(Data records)

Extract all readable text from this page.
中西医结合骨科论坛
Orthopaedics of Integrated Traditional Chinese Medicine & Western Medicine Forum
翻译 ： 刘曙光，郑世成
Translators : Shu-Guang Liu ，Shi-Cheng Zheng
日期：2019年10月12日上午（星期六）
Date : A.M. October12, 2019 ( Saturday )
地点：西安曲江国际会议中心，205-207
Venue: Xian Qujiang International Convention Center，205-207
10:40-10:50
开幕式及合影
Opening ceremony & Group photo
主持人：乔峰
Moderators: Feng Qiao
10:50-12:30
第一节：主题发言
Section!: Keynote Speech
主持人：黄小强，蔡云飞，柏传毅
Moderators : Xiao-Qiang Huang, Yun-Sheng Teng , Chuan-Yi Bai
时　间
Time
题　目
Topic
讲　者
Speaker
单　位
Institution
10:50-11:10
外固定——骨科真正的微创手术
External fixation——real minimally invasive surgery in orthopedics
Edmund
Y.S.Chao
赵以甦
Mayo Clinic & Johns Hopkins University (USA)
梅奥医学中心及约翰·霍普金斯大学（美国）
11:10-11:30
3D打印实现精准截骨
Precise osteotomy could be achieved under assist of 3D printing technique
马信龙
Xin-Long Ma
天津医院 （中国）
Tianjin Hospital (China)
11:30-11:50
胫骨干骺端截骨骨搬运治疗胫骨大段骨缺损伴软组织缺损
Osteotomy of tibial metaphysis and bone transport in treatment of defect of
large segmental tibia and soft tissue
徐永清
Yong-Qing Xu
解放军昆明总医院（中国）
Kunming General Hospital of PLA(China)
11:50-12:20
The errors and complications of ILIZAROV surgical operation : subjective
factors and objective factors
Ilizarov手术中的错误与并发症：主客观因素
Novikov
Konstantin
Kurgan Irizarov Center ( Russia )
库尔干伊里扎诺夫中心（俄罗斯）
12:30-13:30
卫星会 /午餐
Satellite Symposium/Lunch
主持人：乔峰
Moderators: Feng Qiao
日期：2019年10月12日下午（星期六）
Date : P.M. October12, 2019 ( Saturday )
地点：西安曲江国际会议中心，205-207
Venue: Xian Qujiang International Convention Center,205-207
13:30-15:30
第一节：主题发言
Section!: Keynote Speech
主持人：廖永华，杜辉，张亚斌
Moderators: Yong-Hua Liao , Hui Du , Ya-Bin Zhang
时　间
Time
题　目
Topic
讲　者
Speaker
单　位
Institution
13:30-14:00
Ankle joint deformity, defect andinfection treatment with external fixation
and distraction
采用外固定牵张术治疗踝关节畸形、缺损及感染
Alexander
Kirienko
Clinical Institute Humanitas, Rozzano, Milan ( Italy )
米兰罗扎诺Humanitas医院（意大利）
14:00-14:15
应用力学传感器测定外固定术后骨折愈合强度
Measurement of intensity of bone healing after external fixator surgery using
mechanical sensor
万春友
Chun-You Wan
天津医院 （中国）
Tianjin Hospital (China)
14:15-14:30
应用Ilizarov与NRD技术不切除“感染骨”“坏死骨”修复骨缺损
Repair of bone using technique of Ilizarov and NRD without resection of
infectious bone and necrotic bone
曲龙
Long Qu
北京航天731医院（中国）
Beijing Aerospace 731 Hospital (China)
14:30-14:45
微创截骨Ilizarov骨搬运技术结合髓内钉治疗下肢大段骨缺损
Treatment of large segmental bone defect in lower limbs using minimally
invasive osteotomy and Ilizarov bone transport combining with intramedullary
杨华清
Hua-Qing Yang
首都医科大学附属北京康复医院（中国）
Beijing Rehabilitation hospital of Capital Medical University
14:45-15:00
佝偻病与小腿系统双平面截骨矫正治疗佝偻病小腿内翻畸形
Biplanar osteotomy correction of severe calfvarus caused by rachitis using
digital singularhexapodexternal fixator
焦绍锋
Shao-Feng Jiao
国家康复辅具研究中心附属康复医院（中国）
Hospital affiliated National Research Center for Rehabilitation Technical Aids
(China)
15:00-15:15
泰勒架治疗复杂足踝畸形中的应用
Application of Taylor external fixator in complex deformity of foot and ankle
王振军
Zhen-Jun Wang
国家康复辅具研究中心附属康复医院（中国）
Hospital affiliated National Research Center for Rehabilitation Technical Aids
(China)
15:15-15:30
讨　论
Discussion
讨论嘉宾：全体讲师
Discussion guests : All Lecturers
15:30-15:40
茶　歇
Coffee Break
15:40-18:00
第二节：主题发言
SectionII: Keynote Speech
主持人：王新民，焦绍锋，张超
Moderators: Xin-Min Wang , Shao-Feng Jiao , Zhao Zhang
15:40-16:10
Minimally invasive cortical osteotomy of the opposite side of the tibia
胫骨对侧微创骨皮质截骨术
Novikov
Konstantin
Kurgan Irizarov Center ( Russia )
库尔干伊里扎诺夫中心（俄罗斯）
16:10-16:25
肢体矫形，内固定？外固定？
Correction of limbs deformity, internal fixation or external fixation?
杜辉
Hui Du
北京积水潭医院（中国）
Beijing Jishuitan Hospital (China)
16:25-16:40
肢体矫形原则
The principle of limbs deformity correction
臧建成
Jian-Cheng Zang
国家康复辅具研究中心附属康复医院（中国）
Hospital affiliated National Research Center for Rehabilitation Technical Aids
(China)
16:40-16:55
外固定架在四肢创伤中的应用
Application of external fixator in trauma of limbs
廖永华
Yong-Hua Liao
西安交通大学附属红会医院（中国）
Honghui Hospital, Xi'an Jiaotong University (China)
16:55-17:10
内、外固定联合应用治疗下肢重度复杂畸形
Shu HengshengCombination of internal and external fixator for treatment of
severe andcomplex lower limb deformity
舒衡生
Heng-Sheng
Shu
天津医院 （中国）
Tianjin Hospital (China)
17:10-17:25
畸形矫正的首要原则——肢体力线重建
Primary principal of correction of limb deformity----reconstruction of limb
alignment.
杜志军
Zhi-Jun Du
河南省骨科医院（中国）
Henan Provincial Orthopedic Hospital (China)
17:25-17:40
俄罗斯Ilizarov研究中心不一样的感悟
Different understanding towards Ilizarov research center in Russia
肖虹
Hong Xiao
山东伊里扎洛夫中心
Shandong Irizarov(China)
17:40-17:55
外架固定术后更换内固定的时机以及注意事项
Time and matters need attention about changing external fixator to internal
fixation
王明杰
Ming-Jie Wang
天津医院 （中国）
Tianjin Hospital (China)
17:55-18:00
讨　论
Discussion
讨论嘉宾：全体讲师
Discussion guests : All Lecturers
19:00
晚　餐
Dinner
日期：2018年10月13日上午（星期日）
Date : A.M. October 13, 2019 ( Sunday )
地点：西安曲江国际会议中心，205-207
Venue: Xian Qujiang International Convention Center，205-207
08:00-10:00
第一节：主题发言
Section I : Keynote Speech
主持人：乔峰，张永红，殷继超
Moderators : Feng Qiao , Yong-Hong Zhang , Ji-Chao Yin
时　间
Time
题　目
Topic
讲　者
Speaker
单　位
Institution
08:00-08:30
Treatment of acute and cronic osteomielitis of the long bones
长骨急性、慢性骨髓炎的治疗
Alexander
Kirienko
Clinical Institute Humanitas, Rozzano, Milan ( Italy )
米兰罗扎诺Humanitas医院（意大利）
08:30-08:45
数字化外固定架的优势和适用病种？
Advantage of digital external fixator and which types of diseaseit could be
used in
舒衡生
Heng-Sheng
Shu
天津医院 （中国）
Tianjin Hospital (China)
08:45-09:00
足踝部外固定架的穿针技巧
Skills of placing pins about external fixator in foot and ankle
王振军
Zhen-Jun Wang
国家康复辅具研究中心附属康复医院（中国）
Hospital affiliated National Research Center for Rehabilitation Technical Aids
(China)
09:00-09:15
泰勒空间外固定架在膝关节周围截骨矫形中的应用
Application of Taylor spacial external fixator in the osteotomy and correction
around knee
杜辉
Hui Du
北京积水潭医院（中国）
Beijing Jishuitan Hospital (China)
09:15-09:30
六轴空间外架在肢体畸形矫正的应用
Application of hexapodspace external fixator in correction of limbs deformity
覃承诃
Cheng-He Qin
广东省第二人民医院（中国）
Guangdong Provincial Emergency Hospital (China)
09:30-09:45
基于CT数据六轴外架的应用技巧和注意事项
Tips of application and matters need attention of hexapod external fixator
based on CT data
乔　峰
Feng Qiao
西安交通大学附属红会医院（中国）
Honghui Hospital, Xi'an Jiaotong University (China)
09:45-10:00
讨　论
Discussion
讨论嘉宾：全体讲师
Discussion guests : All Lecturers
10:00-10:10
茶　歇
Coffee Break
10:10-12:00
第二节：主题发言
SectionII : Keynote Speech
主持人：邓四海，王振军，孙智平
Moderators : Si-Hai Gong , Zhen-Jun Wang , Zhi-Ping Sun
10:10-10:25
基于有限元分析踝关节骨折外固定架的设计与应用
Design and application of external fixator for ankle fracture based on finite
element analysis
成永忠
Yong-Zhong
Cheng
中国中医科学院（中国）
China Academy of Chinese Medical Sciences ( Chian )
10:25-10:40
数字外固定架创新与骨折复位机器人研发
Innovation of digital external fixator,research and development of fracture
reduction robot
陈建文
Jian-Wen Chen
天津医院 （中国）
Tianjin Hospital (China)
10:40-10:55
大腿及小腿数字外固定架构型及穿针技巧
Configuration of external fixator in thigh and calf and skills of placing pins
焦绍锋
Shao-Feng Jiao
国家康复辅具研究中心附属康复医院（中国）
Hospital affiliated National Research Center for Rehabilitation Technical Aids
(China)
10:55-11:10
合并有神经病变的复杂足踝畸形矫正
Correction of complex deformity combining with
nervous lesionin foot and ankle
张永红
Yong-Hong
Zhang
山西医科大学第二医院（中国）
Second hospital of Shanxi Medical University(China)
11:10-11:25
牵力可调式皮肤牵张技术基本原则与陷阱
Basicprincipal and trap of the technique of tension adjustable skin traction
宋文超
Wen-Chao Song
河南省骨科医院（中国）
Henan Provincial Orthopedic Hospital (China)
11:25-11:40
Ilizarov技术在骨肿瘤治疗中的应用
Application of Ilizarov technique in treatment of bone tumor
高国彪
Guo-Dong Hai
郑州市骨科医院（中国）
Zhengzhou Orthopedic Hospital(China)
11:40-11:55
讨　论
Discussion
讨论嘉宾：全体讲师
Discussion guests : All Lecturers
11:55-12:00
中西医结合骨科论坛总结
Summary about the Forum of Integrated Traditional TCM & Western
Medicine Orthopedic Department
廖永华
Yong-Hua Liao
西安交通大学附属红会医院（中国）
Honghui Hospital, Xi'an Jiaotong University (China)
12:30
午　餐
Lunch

BRIEF >> Which lines of the data include the word "Saturday"? Copy each one.

ANSWER >>
Date : A.M. October12, 2019 ( Saturday )
Date : P.M. October12, 2019 ( Saturday )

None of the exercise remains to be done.